* _YOUR TASK_:
Pull out every line in the data that has the string "функції" in it.

* _INFORMATION GIVEN_:
# # # #

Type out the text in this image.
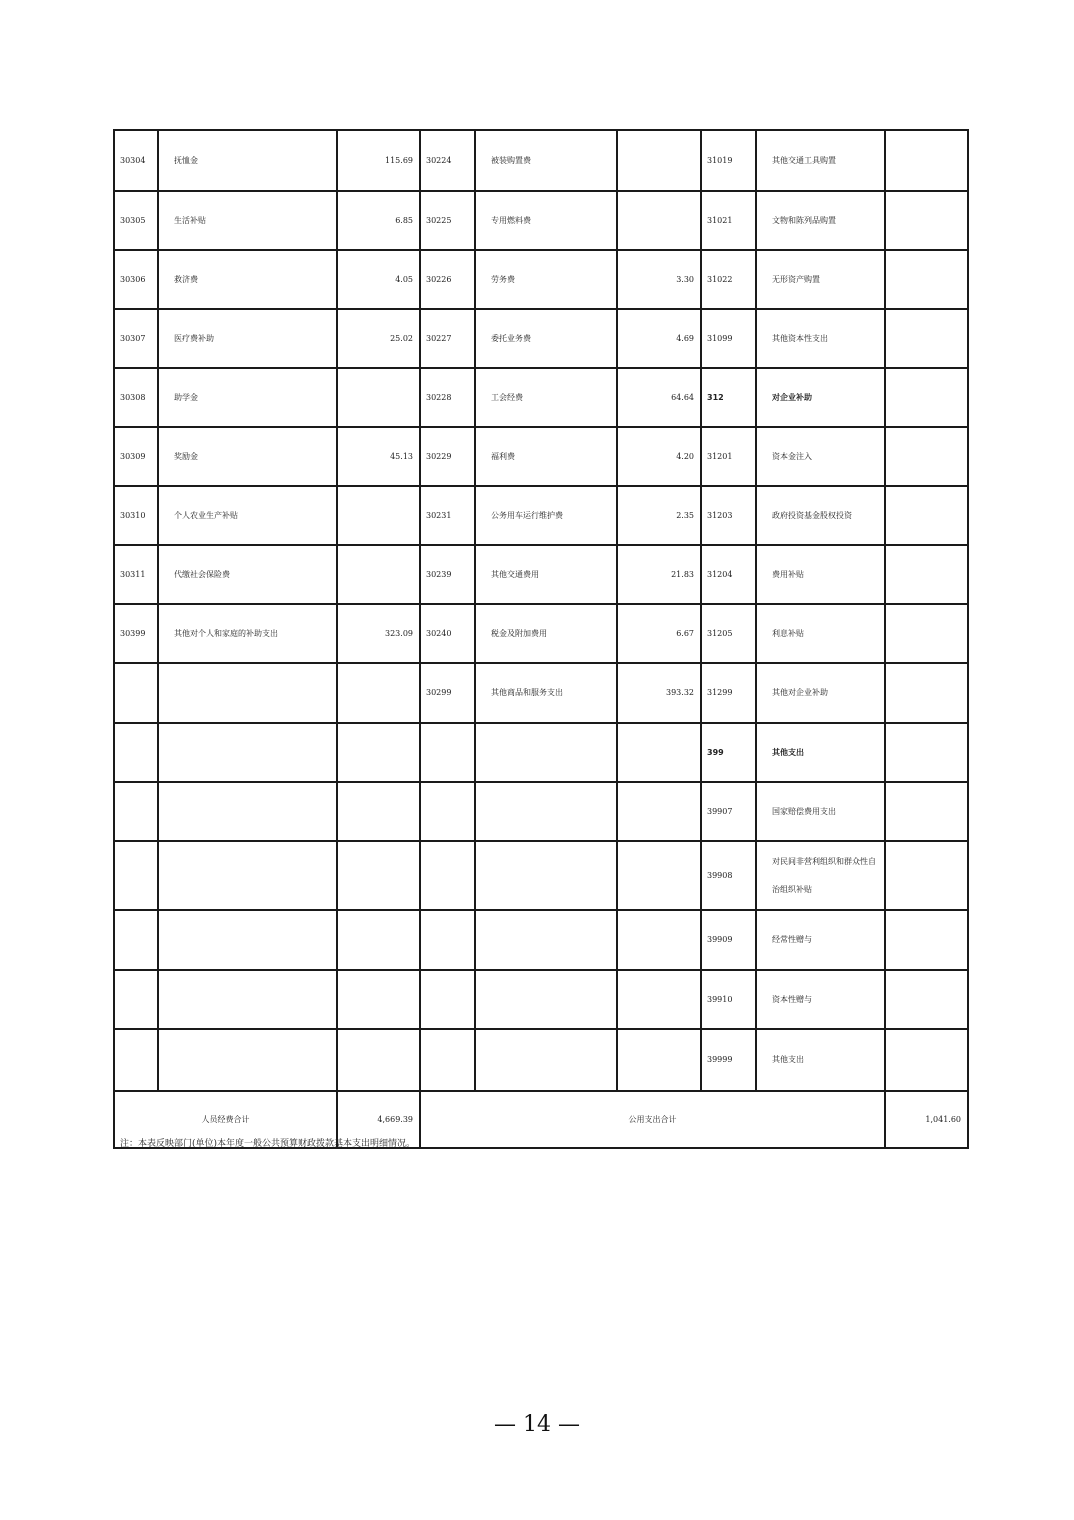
30304	抚恤金	115.69	30224	被装购置费		31019	其他交通工具购置	
30305	生活补贴	6.85	30225	专用燃料费		31021	文物和陈列品购置	
30306	救济费	4.05	30226	劳务费	3.30	31022	无形资产购置	
30307	医疗费补助	25.02	30227	委托业务费	4.69	31099	其他资本性支出	
30308	助学金		30228	工会经费	64.64	312	对企业补助	
30309	奖励金	45.13	30229	福利费	4.20	31201	资本金注入	
30310	个人农业生产补贴		30231	公务用车运行维护费	2.35	31203	政府投资基金股权投资	
30311	代缴社会保险费		30239	其他交通费用	21.83	31204	费用补贴	
30399	其他对个人和家庭的补助支出	323.09	30240	税金及附加费用	6.67	31205	利息补贴	
			30299	其他商品和服务支出	393.32	31299	其他对企业补助	
						399	其他支出	
						39907	国家赔偿费用支出	
						39908	对民间非营利组织和群众性自治组织补贴	
						39909	经常性赠与	
						39910	资本性赠与	
						39999	其他支出	
人员经费合计		4,669.39	公用支出合计					1,041.60
注：本表反映部门(单位)本年度一般公共预算财政拨款基本支出明细情况。
— 14 —
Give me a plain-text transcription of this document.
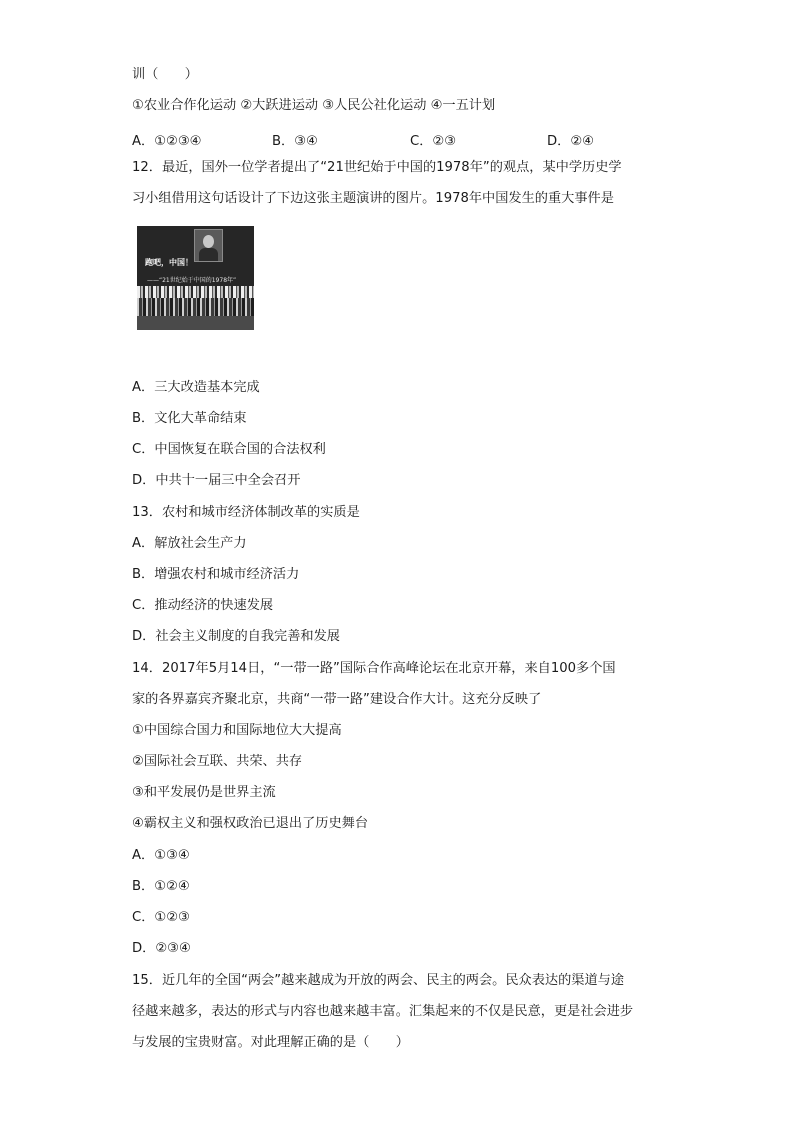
训（　　）
①农业合作化运动 ②大跃进运动 ③人民公社化运动 ④一五计划
A．①②③④	B．③④	C．②③	D．②④
12．最近，国外一位学者提出了“21世纪始于中国的1978年”的观点，某中学历史学
习小组借用这句话设计了下边这张主题演讲的图片。1978年中国发生的重大事件是
跑吧，中国！
——“21世纪始于中国的1978年”
A．三大改造基本完成
B．文化大革命结束
C．中国恢复在联合国的合法权利
D．中共十一届三中全会召开
13．农村和城市经济体制改革的实质是
A．解放社会生产力
B．增强农村和城市经济活力
C．推动经济的快速发展
D．社会主义制度的自我完善和发展
14．2017年5月14日，“一带一路”国际合作高峰论坛在北京开幕，来自100多个国
家的各界嘉宾齐聚北京，共商“一带一路”建设合作大计。这充分反映了
①中国综合国力和国际地位大大提高
②国际社会互联、共荣、共存
③和平发展仍是世界主流
④霸权主义和强权政治已退出了历史舞台
A．①③④
B．①②④
C．①②③
D．②③④
15．近几年的全国“两会”越来越成为开放的两会、民主的两会。民众表达的渠道与途
径越来越多，表达的形式与内容也越来越丰富。汇集起来的不仅是民意，更是社会进步
与发展的宝贵财富。对此理解正确的是（　　）
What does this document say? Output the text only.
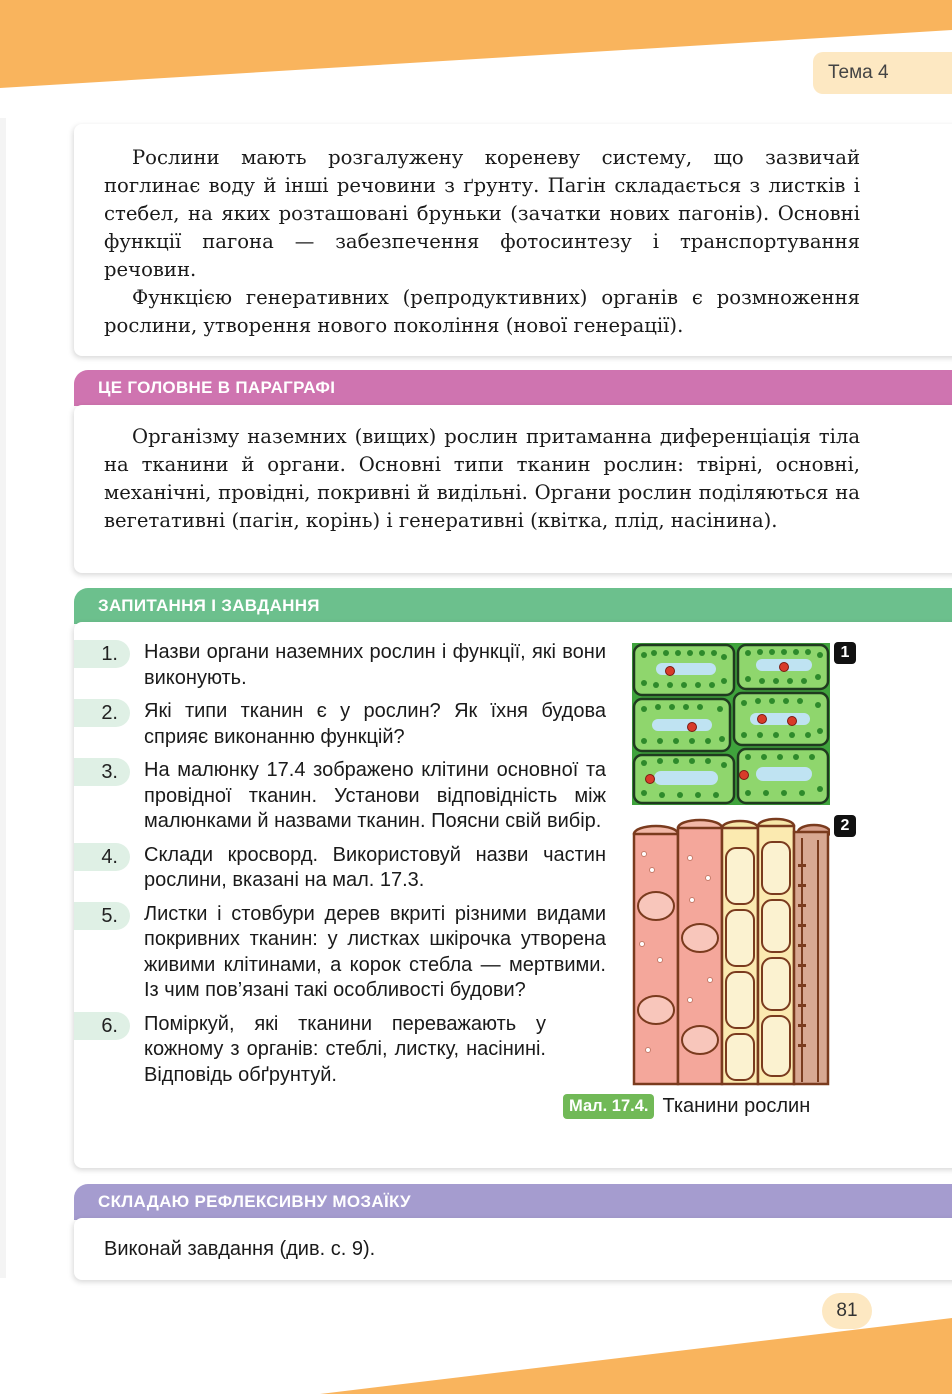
Тема 4

Рослини мають розгалужену кореневу систему, що зазвичай поглинає воду й інші речовини з ґрунту. Пагін складається з листків і стебел, на яких розташовані бруньки (зачатки нових пагонів). Основні функції пагона — забезпечення фотосинтезу і транспортування речовин.

Функцією генеративних (репродуктивних) органів є розмноження рослини, утворення нового покоління (нової генерації).

ЦЕ ГОЛОВНЕ В ПАРАГРАФІ

Організму наземних (вищих) рослин притаманна диференціація тіла на тканини й органи. Основні типи тканин рослин: твірні, основні, механічні, провідні, покривні й видільні. Органи рослин поділяються на вегетативні (пагін, корінь) і генеративні (квітка, плід, насінина).

ЗАПИТАННЯ І ЗАВДАННЯ
1.	Назви органи наземних рослин і функції, які вони виконують.
2.	Які типи тканин є у рослин? Як їхня будова сприяє виконанню функцій?
3.	На малюнку 17.4 зображено клітини основної та провідної тканин. Установи відповідність між малюнками й назвами тканин. Поясни свій вибір.
4.	Склади кросворд. Використовуй назви частин рослини, вказані на мал. 17.3.
5.	Листки і стовбури дерев вкриті різними видами покривних тканин: у листках шкірочка утворена живими клітинами, а корок стебла — мертвими. Із чим пов’язані такі особливості будови?
6.	Поміркуй, які тканини переважають у кожному з органів: стеблі, листку, насінині. Відповідь обґрунтуй.
1
2
Мал. 17.4. Тканини рослин
СКЛАДАЮ РЕФЛЕКСИВНУ МОЗАЇКУ
Виконай завдання (див. с. 9).
81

# # # #

* _EXERCISE RESPONSE_:
Рослини мають розгалужену кореневу систему, що зазвичай поглинає воду й інші речовини з ґрунту. Пагін складається з листків і стебел, на яких розташовані бруньки (зачатки нових пагонів). Основні функції пагона — забезпечення фотосинтезу і транспортування речовин.
1.	Назви органи наземних рослин і функції, які вони виконують.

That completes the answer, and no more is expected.